*Task requirements*. Check every line of the entries for "frac", and copy the lines that hold it.

-- START OF Available data --

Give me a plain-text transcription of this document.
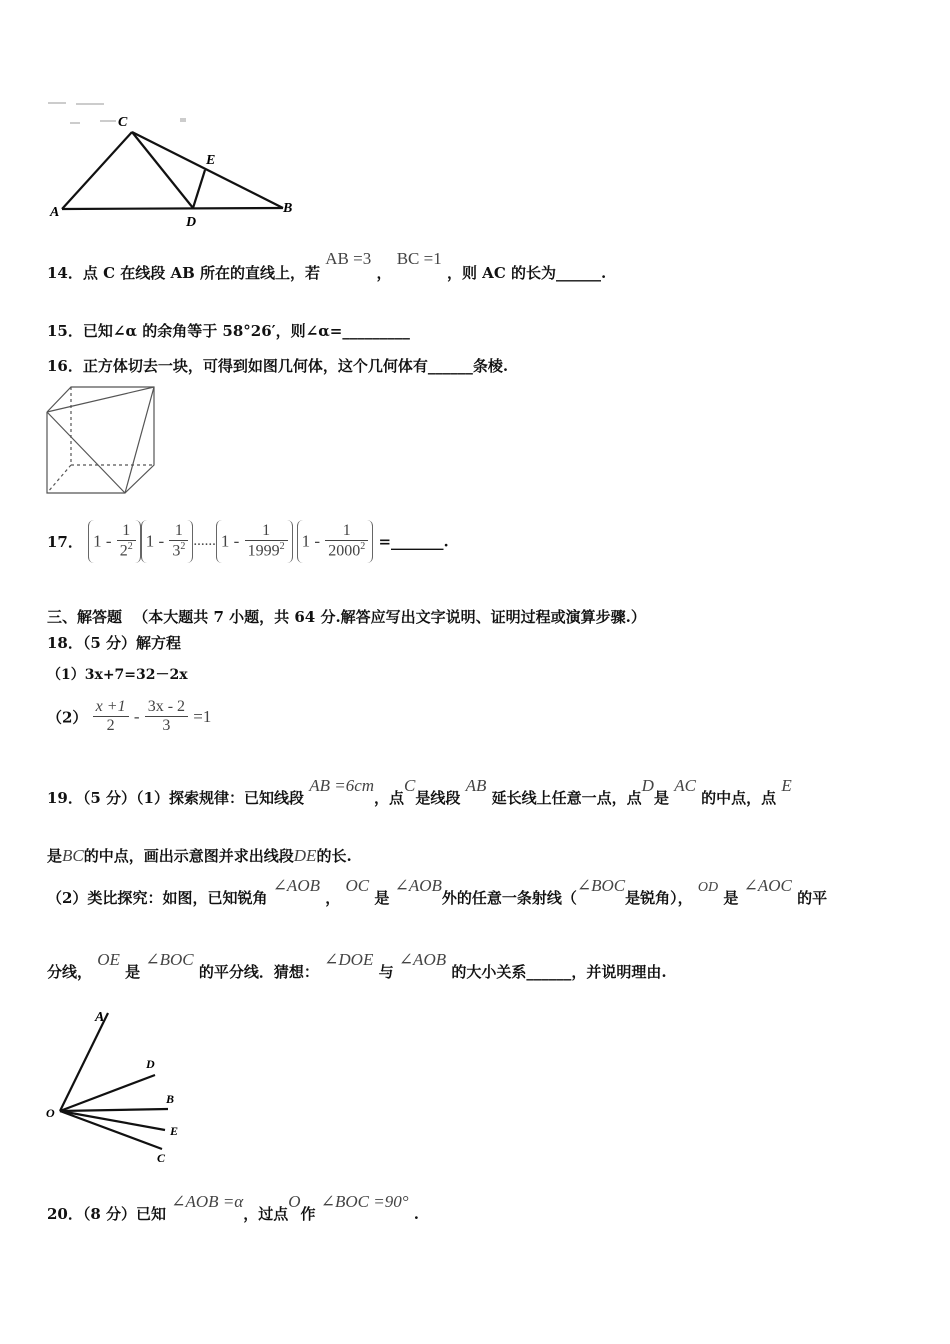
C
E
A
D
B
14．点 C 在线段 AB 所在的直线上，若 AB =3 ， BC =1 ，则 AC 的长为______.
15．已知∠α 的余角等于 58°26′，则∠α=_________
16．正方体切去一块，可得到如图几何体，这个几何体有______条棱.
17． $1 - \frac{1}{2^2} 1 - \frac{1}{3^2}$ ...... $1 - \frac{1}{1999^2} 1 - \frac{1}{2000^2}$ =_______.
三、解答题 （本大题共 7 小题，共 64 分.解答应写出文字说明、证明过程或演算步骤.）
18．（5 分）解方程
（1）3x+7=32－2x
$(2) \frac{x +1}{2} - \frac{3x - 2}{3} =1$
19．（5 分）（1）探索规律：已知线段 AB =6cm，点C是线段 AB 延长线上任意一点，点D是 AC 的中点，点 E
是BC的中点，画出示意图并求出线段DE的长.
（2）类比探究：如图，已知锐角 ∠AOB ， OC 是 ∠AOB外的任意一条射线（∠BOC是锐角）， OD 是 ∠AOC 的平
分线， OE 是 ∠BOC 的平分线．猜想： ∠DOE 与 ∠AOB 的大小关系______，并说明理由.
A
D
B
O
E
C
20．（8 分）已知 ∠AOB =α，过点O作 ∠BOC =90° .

-- END OF Available data --

*The solution*.
17． $1 - \frac{1}{2^2} 1 - \frac{1}{3^2}$ ...... $1 - \frac{1}{1999^2} 1 - \frac{1}{2000^2}$ =_______.
$(2) \frac{x +1}{2} - \frac{3x - 2}{3} =1$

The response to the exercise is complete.